| WORK INSTRUCTIONS |
Give every line of the material again, exactly as written.

| RECORDS SHOWN |
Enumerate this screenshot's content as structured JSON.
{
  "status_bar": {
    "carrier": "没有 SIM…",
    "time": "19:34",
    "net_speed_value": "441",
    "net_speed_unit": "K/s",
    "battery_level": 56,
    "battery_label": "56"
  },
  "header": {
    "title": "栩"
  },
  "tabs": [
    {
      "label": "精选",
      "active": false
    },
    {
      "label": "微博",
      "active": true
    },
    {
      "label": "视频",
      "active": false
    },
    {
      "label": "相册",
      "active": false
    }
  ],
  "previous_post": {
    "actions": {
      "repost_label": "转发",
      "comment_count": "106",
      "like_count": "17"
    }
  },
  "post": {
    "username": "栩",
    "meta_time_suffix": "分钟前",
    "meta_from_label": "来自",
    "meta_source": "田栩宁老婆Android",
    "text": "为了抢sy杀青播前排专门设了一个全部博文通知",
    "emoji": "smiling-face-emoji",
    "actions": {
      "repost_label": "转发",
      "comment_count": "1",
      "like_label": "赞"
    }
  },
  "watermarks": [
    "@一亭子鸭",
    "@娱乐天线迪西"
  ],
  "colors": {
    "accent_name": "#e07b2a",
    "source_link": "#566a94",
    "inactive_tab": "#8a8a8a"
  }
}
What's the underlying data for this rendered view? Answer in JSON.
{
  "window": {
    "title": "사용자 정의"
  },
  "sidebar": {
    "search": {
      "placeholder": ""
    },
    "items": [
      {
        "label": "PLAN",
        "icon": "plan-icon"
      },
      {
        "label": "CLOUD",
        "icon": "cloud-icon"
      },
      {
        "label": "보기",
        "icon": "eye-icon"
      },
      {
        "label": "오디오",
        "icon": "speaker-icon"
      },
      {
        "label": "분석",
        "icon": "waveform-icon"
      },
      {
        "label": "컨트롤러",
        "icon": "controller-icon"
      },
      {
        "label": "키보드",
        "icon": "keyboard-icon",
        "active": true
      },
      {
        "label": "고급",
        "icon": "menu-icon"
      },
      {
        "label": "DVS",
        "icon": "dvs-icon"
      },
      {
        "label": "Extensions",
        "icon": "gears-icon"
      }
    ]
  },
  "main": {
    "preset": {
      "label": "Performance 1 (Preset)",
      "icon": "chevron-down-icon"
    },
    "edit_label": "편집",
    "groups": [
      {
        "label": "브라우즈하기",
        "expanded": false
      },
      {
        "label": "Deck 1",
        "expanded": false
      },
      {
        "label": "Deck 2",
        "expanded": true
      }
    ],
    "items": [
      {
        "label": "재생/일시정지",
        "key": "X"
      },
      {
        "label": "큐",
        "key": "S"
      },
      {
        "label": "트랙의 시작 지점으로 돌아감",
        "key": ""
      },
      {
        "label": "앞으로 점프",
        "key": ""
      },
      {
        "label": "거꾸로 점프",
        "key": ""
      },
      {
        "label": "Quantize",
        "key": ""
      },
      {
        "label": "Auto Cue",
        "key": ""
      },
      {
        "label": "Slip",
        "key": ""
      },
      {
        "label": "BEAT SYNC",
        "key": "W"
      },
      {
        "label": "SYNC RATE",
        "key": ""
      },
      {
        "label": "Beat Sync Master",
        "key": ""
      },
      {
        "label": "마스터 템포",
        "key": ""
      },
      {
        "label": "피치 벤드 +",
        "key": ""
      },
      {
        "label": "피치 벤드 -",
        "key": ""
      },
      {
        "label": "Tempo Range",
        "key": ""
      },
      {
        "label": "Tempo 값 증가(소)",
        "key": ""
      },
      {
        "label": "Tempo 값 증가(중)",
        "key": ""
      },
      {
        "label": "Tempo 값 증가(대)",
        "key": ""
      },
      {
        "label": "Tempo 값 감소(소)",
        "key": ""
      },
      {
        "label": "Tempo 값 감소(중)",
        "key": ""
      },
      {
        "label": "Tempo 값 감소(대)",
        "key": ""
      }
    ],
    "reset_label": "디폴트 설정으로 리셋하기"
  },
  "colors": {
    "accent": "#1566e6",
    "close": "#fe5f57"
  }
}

| EXERCISE OUTPUT |
Enumerate this screenshot's content as structured JSON.
{
  "status_bar": {
    "carrier": "没有 SIM…",
    "time": "19:34",
    "net_speed_value": "441",
    "net_speed_unit": "K/s",
    "battery_level": 56,
    "battery_label": "56"
  },
  "header": {
    "title": "栩"
  },
  "tabs": [
    {
      "label": "精选",
      "active": false
    },
    {
      "label": "微博",
      "active": true
    },
    {
      "label": "视频",
      "active": false
    },
    {
      "label": "相册",
      "active": false
    }
  ],
  "previous_post": {
    "actions": {
      "repost_label": "转发",
      "comment_count": "106",
      "like_count": "17"
    }
  },
  "post": {
    "username": "栩",
    "meta_time_suffix": "分钟前",
    "meta_from_label": "来自",
    "meta_source": "田栩宁老婆Android",
    "text": "为了抢sy杀青播前排专门设了一个全部博文通知",
    "emoji": "smiling-face-emoji",
    "actions": {
      "repost_label": "转发",
      "comment_count": "1",
      "like_label": "赞"
    }
  },
  "watermarks": [
    "@一亭子鸭",
    "@娱乐天线迪西"
  ],
  "colors": {
    "accent_name": "#e07b2a",
    "source_link": "#566a94",
    "inactive_tab": "#8a8a8a"
  }
}
What's the underlying data for this rendered view? Answer in JSON.
{
  "window": {
    "title": "사용자 정의"
  },
  "sidebar": {
    "search": {
      "placeholder": ""
    },
    "items": [
      {
        "label": "PLAN",
        "icon": "plan-icon"
      },
      {
        "label": "CLOUD",
        "icon": "cloud-icon"
      },
      {
        "label": "보기",
        "icon": "eye-icon"
      },
      {
        "label": "오디오",
        "icon": "speaker-icon"
      },
      {
        "label": "분석",
        "icon": "waveform-icon"
      },
      {
        "label": "컨트롤러",
        "icon": "controller-icon"
      },
      {
        "label": "키보드",
        "icon": "keyboard-icon",
        "active": true
      },
      {
        "label": "고급",
        "icon": "menu-icon"
      },
      {
        "label": "DVS",
        "icon": "dvs-icon"
      },
      {
        "label": "Extensions",
        "icon": "gears-icon"
      }
    ]
  },
  "main": {
    "preset": {
      "label": "Performance 1 (Preset)",
      "icon": "chevron-down-icon"
    },
    "edit_label": "편집",
    "groups": [
      {
        "label": "브라우즈하기",
        "expanded": false
      },
      {
        "label": "Deck 1",
        "expanded": false
      },
      {
        "label": "Deck 2",
        "expanded": true
      }
    ],
    "items": [
      {
        "label": "재생/일시정지",
        "key": "X"
      },
      {
        "label": "큐",
        "key": "S"
      },
      {
        "label": "트랙의 시작 지점으로 돌아감",
        "key": ""
      },
      {
        "label": "앞으로 점프",
        "key": ""
      },
      {
        "label": "거꾸로 점프",
        "key": ""
      },
      {
        "label": "Quantize",
        "key": ""
      },
      {
        "label": "Auto Cue",
        "key": ""
      },
      {
        "label": "Slip",
        "key": ""
      },
      {
        "label": "BEAT SYNC",
        "key": "W"
      },
      {
        "label": "SYNC RATE",
        "key": ""
      },
      {
        "label": "Beat Sync Master",
        "key": ""
      },
      {
        "label": "마스터 템포",
        "key": ""
      },
      {
        "label": "피치 벤드 +",
        "key": ""
      },
      {
        "label": "피치 벤드 -",
        "key": ""
      },
      {
        "label": "Tempo Range",
        "key": ""
      },
      {
        "label": "Tempo 값 증가(소)",
        "key": ""
      },
      {
        "label": "Tempo 값 증가(중)",
        "key": ""
      },
      {
        "label": "Tempo 값 증가(대)",
        "key": ""
      },
      {
        "label": "Tempo 값 감소(소)",
        "key": ""
      },
      {
        "label": "Tempo 값 감소(중)",
        "key": ""
      },
      {
        "label": "Tempo 값 감소(대)",
        "key": ""
      }
    ],
    "reset_label": "디폴트 설정으로 리셋하기"
  },
  "colors": {
    "accent": "#1566e6",
    "close": "#fe5f57"
  }
}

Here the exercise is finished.